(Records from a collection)
:::

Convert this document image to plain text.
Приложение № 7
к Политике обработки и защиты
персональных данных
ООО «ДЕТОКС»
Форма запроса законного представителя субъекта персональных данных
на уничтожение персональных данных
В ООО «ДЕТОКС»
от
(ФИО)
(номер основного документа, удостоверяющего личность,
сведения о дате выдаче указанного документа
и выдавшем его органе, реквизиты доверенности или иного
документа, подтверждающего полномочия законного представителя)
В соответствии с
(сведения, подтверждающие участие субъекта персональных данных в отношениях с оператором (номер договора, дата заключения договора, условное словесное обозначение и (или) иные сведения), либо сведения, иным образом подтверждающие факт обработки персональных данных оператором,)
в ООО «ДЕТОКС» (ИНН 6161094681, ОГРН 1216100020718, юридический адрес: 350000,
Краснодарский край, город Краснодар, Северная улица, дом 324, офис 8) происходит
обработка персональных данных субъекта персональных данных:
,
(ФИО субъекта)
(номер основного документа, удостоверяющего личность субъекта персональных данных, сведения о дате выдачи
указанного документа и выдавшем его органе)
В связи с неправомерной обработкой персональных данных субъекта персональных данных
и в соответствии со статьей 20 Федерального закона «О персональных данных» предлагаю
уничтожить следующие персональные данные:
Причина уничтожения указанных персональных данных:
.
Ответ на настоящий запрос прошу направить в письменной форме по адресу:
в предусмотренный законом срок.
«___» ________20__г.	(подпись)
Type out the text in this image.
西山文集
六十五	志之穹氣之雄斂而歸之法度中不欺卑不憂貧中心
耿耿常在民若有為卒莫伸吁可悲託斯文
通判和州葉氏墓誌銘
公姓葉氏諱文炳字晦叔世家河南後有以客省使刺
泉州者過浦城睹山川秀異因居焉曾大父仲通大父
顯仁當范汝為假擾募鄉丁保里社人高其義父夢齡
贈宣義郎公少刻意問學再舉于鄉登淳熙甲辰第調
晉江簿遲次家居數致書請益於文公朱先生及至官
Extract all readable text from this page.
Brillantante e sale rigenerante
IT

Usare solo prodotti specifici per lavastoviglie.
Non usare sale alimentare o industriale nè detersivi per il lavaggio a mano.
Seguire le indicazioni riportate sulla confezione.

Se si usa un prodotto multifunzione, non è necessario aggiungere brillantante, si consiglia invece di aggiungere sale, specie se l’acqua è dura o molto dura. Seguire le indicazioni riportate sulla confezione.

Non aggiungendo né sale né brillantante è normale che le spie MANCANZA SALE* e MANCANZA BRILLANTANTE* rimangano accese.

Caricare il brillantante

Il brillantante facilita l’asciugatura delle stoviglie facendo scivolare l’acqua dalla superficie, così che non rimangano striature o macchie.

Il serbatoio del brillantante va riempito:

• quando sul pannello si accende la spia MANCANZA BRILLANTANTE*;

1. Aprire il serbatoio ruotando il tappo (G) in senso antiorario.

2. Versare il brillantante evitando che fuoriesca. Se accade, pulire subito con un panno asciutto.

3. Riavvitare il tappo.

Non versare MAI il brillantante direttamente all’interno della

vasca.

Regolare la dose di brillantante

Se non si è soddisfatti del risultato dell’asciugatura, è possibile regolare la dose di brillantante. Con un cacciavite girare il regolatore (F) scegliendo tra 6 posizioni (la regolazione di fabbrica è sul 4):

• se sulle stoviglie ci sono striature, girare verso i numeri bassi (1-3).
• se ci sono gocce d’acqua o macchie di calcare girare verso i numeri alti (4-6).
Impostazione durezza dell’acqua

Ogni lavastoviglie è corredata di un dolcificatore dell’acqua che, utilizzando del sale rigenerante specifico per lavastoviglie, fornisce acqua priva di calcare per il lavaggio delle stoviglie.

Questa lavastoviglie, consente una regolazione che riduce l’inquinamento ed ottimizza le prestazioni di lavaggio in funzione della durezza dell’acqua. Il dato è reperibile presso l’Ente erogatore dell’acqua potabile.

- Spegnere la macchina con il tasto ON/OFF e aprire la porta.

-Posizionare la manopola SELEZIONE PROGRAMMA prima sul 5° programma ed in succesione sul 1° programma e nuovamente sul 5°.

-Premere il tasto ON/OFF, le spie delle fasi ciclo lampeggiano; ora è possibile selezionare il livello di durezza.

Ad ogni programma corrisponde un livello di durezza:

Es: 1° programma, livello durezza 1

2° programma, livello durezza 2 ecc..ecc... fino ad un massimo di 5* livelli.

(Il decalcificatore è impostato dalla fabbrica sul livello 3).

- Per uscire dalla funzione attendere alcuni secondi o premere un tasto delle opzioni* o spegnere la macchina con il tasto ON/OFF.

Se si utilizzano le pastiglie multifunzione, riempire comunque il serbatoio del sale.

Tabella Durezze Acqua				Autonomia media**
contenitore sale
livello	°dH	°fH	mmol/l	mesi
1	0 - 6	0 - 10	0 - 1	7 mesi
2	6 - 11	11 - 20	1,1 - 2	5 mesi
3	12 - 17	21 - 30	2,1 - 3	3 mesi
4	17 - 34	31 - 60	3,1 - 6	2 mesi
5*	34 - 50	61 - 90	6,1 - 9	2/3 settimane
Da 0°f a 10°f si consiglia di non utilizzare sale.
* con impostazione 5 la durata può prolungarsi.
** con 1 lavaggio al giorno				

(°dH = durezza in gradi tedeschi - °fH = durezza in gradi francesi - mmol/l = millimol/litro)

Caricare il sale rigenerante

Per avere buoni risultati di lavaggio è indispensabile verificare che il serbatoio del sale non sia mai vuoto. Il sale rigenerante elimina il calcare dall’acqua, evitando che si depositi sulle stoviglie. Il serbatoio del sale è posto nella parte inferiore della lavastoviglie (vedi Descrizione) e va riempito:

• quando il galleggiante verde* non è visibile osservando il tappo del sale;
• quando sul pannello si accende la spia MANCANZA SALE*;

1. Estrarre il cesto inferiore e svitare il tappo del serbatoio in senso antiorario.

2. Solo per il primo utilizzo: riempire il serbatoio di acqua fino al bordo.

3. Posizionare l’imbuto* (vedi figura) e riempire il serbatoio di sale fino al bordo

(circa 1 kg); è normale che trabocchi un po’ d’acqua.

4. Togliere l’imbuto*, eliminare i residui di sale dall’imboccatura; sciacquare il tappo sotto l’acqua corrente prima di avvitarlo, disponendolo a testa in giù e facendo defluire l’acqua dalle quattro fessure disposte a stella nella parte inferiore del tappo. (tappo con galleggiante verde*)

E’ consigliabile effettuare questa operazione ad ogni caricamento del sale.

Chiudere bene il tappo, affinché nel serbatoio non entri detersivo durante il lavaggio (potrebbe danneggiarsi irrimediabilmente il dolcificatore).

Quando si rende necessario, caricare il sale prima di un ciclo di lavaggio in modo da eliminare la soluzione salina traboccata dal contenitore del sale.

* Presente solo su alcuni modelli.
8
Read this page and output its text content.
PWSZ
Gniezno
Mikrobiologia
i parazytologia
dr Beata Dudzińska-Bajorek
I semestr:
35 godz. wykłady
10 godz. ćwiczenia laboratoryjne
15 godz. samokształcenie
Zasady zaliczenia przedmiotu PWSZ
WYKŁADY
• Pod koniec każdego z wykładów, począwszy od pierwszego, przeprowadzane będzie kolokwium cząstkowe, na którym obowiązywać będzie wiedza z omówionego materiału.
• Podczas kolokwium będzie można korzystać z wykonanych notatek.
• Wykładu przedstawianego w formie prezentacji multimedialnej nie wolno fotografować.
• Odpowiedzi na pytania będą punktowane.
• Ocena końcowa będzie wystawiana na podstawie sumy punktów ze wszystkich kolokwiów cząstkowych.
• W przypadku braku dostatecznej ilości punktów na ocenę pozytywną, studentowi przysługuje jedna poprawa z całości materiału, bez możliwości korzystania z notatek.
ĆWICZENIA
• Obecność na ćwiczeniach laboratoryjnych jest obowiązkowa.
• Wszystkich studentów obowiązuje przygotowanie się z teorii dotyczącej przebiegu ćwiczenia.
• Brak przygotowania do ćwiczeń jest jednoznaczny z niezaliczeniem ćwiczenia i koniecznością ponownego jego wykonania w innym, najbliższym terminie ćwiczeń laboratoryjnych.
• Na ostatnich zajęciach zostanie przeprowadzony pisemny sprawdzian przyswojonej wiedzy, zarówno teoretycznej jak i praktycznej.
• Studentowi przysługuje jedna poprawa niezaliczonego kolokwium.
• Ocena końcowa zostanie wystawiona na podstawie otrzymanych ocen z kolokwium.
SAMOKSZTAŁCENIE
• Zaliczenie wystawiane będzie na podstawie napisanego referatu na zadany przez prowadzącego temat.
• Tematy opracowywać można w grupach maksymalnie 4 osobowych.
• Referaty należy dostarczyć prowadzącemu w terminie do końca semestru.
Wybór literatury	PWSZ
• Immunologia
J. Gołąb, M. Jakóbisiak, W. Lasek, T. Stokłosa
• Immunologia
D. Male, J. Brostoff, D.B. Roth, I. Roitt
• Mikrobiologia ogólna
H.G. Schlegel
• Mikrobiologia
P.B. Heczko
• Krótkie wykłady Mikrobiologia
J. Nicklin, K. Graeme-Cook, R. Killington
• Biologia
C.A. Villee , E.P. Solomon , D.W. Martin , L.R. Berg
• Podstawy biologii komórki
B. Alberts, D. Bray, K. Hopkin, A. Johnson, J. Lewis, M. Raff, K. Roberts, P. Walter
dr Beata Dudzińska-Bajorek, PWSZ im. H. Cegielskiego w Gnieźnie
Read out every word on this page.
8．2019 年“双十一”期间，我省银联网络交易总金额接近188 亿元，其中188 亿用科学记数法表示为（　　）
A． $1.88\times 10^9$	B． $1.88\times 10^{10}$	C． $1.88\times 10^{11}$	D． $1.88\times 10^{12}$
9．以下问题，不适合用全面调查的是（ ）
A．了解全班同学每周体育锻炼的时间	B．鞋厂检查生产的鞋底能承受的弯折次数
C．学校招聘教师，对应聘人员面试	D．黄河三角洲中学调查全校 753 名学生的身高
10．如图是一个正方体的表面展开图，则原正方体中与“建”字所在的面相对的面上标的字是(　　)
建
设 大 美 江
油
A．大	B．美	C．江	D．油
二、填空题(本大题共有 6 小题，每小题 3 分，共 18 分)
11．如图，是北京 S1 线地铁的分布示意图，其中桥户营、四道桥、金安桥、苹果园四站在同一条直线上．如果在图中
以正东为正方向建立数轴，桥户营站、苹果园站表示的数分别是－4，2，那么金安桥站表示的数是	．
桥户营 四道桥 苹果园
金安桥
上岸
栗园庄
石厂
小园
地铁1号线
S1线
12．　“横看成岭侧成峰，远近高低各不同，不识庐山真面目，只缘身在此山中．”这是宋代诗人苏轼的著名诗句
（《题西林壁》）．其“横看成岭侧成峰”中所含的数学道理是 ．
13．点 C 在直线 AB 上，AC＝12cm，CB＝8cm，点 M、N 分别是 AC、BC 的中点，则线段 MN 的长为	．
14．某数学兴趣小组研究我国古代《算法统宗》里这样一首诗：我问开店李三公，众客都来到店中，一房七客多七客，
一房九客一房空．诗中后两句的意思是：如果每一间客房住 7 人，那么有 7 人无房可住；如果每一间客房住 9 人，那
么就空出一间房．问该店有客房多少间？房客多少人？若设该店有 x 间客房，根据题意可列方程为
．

:::

TASK BRIEF: In the lines above, find each one with "macchie" and list it.

ANSWER:
Il brillantante facilita l’asciugatura delle stoviglie facendo scivolare l’acqua dalla superficie, così che non rimangano striature o macchie.
• se ci sono gocce d’acqua o macchie di calcare girare verso i numeri alti (4-6).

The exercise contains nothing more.